Your goal = From the entries that follow, list every line in which the string "mezzi" appears.

==*==

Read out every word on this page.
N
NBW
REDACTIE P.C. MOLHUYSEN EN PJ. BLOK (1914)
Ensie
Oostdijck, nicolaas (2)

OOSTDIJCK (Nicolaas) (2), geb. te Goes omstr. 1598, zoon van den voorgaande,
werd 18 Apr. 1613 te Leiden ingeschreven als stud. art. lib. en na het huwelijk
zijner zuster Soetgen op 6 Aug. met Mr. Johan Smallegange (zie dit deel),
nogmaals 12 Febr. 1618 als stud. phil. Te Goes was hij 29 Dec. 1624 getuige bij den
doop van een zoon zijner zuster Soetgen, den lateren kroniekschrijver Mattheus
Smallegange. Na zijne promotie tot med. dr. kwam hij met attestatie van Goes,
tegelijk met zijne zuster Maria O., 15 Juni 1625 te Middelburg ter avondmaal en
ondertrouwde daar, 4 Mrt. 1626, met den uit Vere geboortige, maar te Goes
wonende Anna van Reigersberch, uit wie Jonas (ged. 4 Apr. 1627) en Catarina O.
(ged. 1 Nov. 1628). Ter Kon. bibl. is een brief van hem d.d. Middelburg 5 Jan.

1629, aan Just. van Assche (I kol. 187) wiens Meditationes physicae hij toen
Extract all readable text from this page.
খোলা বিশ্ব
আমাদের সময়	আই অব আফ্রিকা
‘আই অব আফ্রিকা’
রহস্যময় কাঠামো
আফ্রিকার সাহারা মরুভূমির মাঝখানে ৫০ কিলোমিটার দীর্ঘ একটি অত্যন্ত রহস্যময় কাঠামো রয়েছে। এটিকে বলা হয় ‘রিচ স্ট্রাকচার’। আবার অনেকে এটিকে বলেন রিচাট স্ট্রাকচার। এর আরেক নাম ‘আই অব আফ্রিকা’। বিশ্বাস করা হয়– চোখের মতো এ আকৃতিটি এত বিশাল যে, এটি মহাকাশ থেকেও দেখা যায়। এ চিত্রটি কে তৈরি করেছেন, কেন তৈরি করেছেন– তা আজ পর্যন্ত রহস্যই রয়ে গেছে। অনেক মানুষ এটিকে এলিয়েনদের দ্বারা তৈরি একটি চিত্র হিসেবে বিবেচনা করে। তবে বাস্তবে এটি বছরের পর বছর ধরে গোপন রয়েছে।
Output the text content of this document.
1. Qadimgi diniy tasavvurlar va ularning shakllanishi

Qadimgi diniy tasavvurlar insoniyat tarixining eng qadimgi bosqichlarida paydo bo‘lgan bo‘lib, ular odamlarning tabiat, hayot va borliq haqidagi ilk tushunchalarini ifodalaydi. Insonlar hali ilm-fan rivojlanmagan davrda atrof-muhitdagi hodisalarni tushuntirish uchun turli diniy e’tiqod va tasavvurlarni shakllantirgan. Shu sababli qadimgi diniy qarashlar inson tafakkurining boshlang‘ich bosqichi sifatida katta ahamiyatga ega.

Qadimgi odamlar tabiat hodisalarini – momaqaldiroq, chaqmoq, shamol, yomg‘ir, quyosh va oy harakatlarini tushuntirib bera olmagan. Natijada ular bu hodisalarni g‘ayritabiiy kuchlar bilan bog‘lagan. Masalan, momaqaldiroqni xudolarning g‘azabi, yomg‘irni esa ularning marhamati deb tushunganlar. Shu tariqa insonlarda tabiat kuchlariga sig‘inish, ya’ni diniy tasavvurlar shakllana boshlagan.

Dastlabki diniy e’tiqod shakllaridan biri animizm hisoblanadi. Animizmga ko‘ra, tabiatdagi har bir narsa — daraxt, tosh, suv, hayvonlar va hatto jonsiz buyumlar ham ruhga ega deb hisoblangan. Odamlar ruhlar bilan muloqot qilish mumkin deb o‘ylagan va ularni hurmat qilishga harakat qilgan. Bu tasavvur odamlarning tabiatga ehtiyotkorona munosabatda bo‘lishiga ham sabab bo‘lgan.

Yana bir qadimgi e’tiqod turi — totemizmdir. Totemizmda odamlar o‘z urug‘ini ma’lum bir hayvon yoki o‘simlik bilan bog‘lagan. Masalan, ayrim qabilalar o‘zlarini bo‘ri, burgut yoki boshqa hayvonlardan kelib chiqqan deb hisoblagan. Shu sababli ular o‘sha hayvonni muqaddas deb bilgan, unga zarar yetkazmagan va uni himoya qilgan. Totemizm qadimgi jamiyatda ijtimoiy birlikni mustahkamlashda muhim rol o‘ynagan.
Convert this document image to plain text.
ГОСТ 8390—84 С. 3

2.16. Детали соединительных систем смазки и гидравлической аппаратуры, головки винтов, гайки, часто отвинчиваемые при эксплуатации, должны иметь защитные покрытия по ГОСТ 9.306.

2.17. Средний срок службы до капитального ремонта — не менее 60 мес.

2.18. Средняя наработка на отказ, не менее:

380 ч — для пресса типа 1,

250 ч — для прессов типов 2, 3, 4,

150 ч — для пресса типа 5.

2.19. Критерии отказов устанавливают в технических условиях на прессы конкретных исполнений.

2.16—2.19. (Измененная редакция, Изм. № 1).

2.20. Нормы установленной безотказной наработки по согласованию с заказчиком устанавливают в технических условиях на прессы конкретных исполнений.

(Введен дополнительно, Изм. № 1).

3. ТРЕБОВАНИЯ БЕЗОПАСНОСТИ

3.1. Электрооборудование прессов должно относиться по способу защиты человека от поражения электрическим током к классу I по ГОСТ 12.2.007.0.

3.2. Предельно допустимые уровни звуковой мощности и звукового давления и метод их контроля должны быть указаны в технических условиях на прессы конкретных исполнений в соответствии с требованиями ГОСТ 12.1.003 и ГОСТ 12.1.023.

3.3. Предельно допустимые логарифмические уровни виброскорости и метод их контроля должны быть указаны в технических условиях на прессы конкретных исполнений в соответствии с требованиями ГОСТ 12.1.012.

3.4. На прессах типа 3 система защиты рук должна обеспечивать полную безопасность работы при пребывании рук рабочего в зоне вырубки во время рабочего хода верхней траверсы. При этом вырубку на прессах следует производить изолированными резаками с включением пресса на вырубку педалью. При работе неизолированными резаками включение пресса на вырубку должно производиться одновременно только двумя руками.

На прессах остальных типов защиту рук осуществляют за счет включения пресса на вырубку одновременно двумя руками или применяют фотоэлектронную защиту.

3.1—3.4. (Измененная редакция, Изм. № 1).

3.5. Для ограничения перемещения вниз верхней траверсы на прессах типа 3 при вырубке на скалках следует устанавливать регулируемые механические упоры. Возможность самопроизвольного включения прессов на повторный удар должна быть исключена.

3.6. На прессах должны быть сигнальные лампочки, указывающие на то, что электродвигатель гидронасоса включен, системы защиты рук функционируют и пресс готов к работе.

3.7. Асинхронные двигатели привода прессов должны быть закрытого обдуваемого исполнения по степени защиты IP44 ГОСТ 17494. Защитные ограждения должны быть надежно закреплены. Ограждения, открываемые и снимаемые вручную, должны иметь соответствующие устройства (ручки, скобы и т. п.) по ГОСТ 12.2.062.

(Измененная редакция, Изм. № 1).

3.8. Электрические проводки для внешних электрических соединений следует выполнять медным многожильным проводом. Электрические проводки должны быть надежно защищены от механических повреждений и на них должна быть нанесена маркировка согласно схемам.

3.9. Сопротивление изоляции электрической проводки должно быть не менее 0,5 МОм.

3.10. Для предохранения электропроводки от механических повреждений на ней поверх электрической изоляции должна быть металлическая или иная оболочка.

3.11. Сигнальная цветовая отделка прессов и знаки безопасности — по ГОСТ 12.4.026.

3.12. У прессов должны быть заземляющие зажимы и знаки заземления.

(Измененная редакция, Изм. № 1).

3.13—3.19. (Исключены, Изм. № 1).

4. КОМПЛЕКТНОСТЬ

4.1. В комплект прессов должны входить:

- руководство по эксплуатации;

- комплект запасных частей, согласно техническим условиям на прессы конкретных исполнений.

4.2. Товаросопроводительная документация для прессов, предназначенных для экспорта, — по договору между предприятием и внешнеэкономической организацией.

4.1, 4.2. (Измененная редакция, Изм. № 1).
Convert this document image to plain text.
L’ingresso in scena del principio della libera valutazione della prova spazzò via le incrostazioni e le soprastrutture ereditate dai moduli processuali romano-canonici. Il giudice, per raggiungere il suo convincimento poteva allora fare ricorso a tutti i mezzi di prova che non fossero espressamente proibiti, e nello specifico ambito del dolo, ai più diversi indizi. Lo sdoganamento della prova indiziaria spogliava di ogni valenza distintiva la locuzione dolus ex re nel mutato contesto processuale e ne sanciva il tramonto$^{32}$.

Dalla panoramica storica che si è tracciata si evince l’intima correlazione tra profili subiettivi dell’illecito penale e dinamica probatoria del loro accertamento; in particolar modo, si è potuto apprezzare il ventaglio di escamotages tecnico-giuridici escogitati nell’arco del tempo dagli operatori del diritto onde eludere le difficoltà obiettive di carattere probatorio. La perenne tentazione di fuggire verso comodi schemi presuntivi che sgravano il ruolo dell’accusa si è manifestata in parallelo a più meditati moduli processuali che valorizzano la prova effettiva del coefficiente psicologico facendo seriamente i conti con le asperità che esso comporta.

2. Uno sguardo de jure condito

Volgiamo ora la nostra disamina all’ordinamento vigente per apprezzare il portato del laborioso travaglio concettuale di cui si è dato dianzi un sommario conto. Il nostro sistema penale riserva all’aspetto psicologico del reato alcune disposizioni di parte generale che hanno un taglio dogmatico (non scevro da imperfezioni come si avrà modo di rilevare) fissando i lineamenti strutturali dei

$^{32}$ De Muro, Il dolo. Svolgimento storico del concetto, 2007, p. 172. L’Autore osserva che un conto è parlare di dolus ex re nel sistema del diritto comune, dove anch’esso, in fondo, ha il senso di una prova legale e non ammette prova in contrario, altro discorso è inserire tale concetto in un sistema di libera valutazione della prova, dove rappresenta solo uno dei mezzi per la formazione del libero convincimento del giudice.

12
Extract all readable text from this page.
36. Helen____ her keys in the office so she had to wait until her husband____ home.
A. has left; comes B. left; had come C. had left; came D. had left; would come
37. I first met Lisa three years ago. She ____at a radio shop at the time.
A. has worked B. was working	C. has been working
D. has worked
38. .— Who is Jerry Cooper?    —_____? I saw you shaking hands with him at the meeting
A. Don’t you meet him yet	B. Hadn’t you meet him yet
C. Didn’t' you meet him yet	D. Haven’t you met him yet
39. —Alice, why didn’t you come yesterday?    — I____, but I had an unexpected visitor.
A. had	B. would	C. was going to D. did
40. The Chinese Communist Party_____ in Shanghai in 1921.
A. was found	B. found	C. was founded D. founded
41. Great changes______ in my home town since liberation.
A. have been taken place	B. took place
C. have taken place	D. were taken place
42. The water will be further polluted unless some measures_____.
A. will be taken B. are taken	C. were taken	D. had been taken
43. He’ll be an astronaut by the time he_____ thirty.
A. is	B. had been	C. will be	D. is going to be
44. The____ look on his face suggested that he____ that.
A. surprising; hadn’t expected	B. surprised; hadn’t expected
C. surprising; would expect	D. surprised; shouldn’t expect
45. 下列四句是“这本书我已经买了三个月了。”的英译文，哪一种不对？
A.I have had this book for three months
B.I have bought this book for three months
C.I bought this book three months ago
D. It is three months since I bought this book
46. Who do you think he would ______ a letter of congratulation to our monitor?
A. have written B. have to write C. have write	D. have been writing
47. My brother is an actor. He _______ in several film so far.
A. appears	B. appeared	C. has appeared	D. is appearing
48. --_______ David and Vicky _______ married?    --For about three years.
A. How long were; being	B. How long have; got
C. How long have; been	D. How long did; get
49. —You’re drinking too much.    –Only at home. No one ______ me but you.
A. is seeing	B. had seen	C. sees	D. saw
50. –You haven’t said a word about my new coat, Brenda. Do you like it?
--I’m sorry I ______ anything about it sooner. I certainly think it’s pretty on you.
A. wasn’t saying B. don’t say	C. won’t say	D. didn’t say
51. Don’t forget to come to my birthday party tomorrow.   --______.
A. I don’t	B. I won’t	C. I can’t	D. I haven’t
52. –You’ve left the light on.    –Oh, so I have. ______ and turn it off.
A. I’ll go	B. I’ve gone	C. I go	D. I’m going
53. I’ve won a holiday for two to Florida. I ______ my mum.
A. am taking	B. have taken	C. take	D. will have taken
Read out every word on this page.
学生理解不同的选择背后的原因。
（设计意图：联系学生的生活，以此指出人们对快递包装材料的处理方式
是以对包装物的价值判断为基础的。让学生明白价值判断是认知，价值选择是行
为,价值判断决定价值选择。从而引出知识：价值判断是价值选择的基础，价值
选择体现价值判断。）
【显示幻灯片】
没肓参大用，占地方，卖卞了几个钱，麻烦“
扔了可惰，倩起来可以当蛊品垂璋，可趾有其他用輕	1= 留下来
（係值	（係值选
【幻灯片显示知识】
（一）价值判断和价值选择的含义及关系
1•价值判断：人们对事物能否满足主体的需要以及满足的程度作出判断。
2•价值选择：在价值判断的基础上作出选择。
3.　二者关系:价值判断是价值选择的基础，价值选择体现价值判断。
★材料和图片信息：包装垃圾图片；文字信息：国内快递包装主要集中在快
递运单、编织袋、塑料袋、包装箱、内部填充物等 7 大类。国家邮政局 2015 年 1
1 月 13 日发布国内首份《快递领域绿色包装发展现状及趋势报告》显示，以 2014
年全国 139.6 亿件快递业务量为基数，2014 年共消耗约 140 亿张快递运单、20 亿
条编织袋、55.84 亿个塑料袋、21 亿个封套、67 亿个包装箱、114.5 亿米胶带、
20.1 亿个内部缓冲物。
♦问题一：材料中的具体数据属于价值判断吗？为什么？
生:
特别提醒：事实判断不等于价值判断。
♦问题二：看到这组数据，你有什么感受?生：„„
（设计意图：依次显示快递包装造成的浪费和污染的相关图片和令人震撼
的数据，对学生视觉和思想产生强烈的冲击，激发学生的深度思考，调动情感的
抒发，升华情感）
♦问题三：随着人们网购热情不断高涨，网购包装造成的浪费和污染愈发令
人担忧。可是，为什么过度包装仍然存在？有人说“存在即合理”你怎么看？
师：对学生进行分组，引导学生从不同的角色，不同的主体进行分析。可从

==*==

Expected answer =
L’ingresso in scena del principio della libera valutazione della prova spazzò via le incrostazioni e le soprastrutture ereditate dai moduli processuali romano-canonici. Il giudice, per raggiungere il suo convincimento poteva allora fare ricorso a tutti i mezzi di prova che non fossero espressamente proibiti, e nello specifico ambito del dolo, ai più diversi indizi. Lo sdoganamento della prova indiziaria spogliava di ogni valenza distintiva la locuzione dolus ex re nel mutato contesto processuale e ne sanciva il tramonto$^{32}$.
$^{32}$ De Muro, Il dolo. Svolgimento storico del concetto, 2007, p. 172. L’Autore osserva che un conto è parlare di dolus ex re nel sistema del diritto comune, dove anch’esso, in fondo, ha il senso di una prova legale e non ammette prova in contrario, altro discorso è inserire tale concetto in un sistema di libera valutazione della prova, dove rappresenta solo uno dei mezzi per la formazione del libero convincimento del giudice.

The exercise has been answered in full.